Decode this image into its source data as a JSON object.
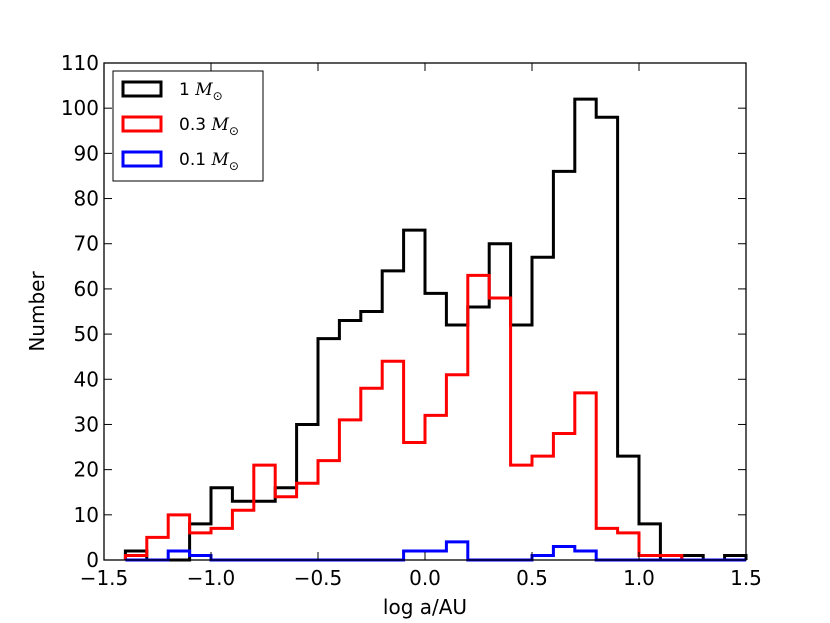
{
  "chart_data": {
    "type": "histogram",
    "xlabel": "log a/AU",
    "ylabel": "Number",
    "xlim": [
      -1.5,
      1.5
    ],
    "ylim": [
      0,
      110
    ],
    "x_ticks": [
      -1.5,
      -1.0,
      -0.5,
      0.0,
      0.5,
      1.0,
      1.5
    ],
    "x_tick_labels": [
      "−1.5",
      "−1.0",
      "−0.5",
      "0.0",
      "0.5",
      "1.0",
      "1.5"
    ],
    "y_ticks": [
      0,
      10,
      20,
      30,
      40,
      50,
      60,
      70,
      80,
      90,
      100,
      110
    ],
    "y_tick_labels": [
      "0",
      "10",
      "20",
      "30",
      "40",
      "50",
      "60",
      "70",
      "80",
      "90",
      "100",
      "110"
    ],
    "legend_position": "top-left",
    "bin_edges": [
      -1.4,
      -1.3,
      -1.2,
      -1.1,
      -1.0,
      -0.9,
      -0.8,
      -0.7,
      -0.6,
      -0.5,
      -0.4,
      -0.3,
      -0.2,
      -0.1,
      0.0,
      0.1,
      0.2,
      0.3,
      0.4,
      0.5,
      0.6,
      0.7,
      0.8,
      0.9,
      1.0,
      1.1,
      1.2,
      1.3,
      1.4,
      1.5
    ],
    "series": [
      {
        "name": "1",
        "legend_math": "M",
        "legend_sub": "⊙",
        "color": "#000000",
        "values": [
          2,
          0,
          0,
          8,
          16,
          13,
          13,
          16,
          30,
          49,
          53,
          55,
          64,
          73,
          59,
          52,
          56,
          70,
          52,
          67,
          86,
          102,
          98,
          23,
          8,
          0,
          1,
          0,
          1
        ]
      },
      {
        "name": "0.3",
        "legend_math": "M",
        "legend_sub": "⊙",
        "color": "#ff0000",
        "values": [
          1,
          5,
          10,
          6,
          7,
          11,
          21,
          14,
          17,
          22,
          31,
          38,
          44,
          26,
          32,
          41,
          63,
          58,
          21,
          23,
          28,
          37,
          7,
          6,
          1,
          1,
          0,
          0,
          0
        ]
      },
      {
        "name": "0.1",
        "legend_math": "M",
        "legend_sub": "⊙",
        "color": "#0000ff",
        "values": [
          0,
          0,
          2,
          1,
          0,
          0,
          0,
          0,
          0,
          0,
          0,
          0,
          0,
          2,
          2,
          4,
          0,
          0,
          0,
          1,
          3,
          2,
          0,
          0,
          0,
          0,
          0,
          0,
          0
        ]
      }
    ]
  }
}
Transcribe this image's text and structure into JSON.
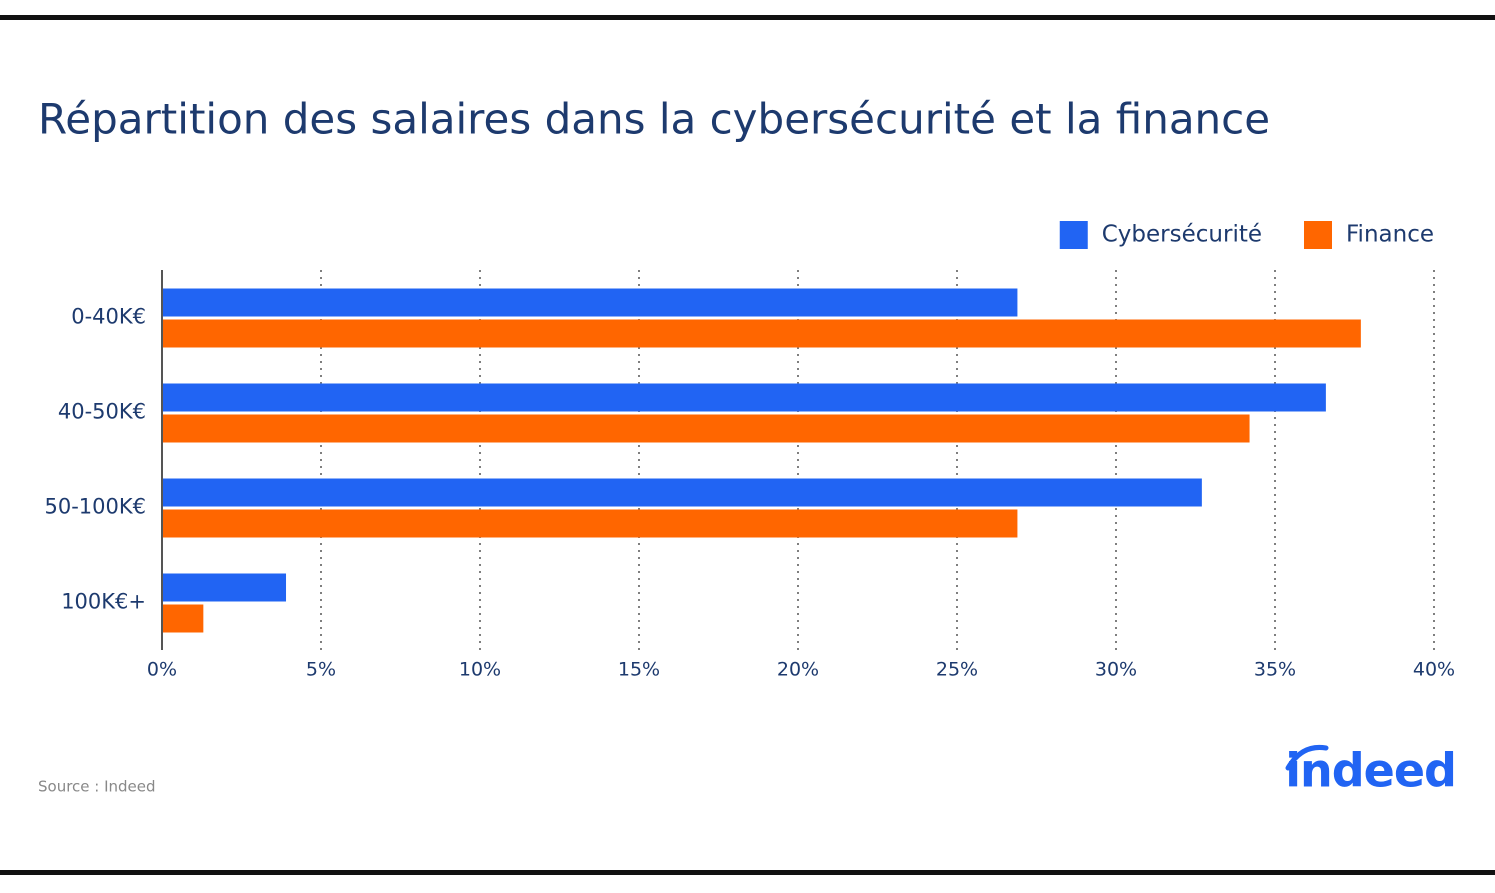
{
  "chart_data": {
    "type": "hbar",
    "title": "Répartition des salaires dans la cybersécurité et la finance",
    "categories": [
      "0-40K€",
      "40-50K€",
      "50-100K€",
      "100K€+"
    ],
    "series": [
      {
        "name": "Cybersécurité",
        "color": "#2164f3",
        "values": [
          26.9,
          36.6,
          32.7,
          3.9
        ]
      },
      {
        "name": "Finance",
        "color": "#ff6600",
        "values": [
          37.7,
          34.2,
          26.9,
          1.3
        ]
      }
    ],
    "xlim": [
      0,
      40
    ],
    "xticks": [
      {
        "value": 0,
        "label": "0%"
      },
      {
        "value": 5,
        "label": "5%"
      },
      {
        "value": 10,
        "label": "10%"
      },
      {
        "value": 15,
        "label": "15%"
      },
      {
        "value": 20,
        "label": "20%"
      },
      {
        "value": 25,
        "label": "25%"
      },
      {
        "value": 30,
        "label": "30%"
      },
      {
        "value": 35,
        "label": "35%"
      },
      {
        "value": 40,
        "label": "40%"
      }
    ],
    "grid": true,
    "legend": "top-right",
    "source": "Source : Indeed",
    "logo": "indeed"
  }
}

★ ★ ★ ★

- _Instructions to follow_
Restate the data above word for word. Skip every picture.

- _Final result_
Decode this image into its source data as a JSON object.
{
  "chart_data": {
    "type": "histogram",
    "xlabel": "log a/AU",
    "ylabel": "Number",
    "xlim": [
      -1.5,
      1.5
    ],
    "ylim": [
      0,
      110
    ],
    "x_ticks": [
      -1.5,
      -1.0,
      -0.5,
      0.0,
      0.5,
      1.0,
      1.5
    ],
    "x_tick_labels": [
      "−1.5",
      "−1.0",
      "−0.5",
      "0.0",
      "0.5",
      "1.0",
      "1.5"
    ],
    "y_ticks": [
      0,
      10,
      20,
      30,
      40,
      50,
      60,
      70,
      80,
      90,
      100,
      110
    ],
    "y_tick_labels": [
      "0",
      "10",
      "20",
      "30",
      "40",
      "50",
      "60",
      "70",
      "80",
      "90",
      "100",
      "110"
    ],
    "legend_position": "top-left",
    "bin_edges": [
      -1.4,
      -1.3,
      -1.2,
      -1.1,
      -1.0,
      -0.9,
      -0.8,
      -0.7,
      -0.6,
      -0.5,
      -0.4,
      -0.3,
      -0.2,
      -0.1,
      0.0,
      0.1,
      0.2,
      0.3,
      0.4,
      0.5,
      0.6,
      0.7,
      0.8,
      0.9,
      1.0,
      1.1,
      1.2,
      1.3,
      1.4,
      1.5
    ],
    "series": [
      {
        "name": "1",
        "legend_math": "M",
        "legend_sub": "⊙",
        "color": "#000000",
        "values": [
          2,
          0,
          0,
          8,
          16,
          13,
          13,
          16,
          30,
          49,
          53,
          55,
          64,
          73,
          59,
          52,
          56,
          70,
          52,
          67,
          86,
          102,
          98,
          23,
          8,
          0,
          1,
          0,
          1
        ]
      },
      {
        "name": "0.3",
        "legend_math": "M",
        "legend_sub": "⊙",
        "color": "#ff0000",
        "values": [
          1,
          5,
          10,
          6,
          7,
          11,
          21,
          14,
          17,
          22,
          31,
          38,
          44,
          26,
          32,
          41,
          63,
          58,
          21,
          23,
          28,
          37,
          7,
          6,
          1,
          1,
          0,
          0,
          0
        ]
      },
      {
        "name": "0.1",
        "legend_math": "M",
        "legend_sub": "⊙",
        "color": "#0000ff",
        "values": [
          0,
          0,
          2,
          1,
          0,
          0,
          0,
          0,
          0,
          0,
          0,
          0,
          0,
          2,
          2,
          4,
          0,
          0,
          0,
          1,
          3,
          2,
          0,
          0,
          0,
          0,
          0,
          0,
          0
        ]
      }
    ]
  }
}
Transcribe this image's text and structure into JSON.
{
  "chart_data": {
    "type": "hbar",
    "title": "Répartition des salaires dans la cybersécurité et la finance",
    "categories": [
      "0-40K€",
      "40-50K€",
      "50-100K€",
      "100K€+"
    ],
    "series": [
      {
        "name": "Cybersécurité",
        "color": "#2164f3",
        "values": [
          26.9,
          36.6,
          32.7,
          3.9
        ]
      },
      {
        "name": "Finance",
        "color": "#ff6600",
        "values": [
          37.7,
          34.2,
          26.9,
          1.3
        ]
      }
    ],
    "xlim": [
      0,
      40
    ],
    "xticks": [
      {
        "value": 0,
        "label": "0%"
      },
      {
        "value": 5,
        "label": "5%"
      },
      {
        "value": 10,
        "label": "10%"
      },
      {
        "value": 15,
        "label": "15%"
      },
      {
        "value": 20,
        "label": "20%"
      },
      {
        "value": 25,
        "label": "25%"
      },
      {
        "value": 30,
        "label": "30%"
      },
      {
        "value": 35,
        "label": "35%"
      },
      {
        "value": 40,
        "label": "40%"
      }
    ],
    "grid": true,
    "legend": "top-right",
    "source": "Source : Indeed",
    "logo": "indeed"
  }
}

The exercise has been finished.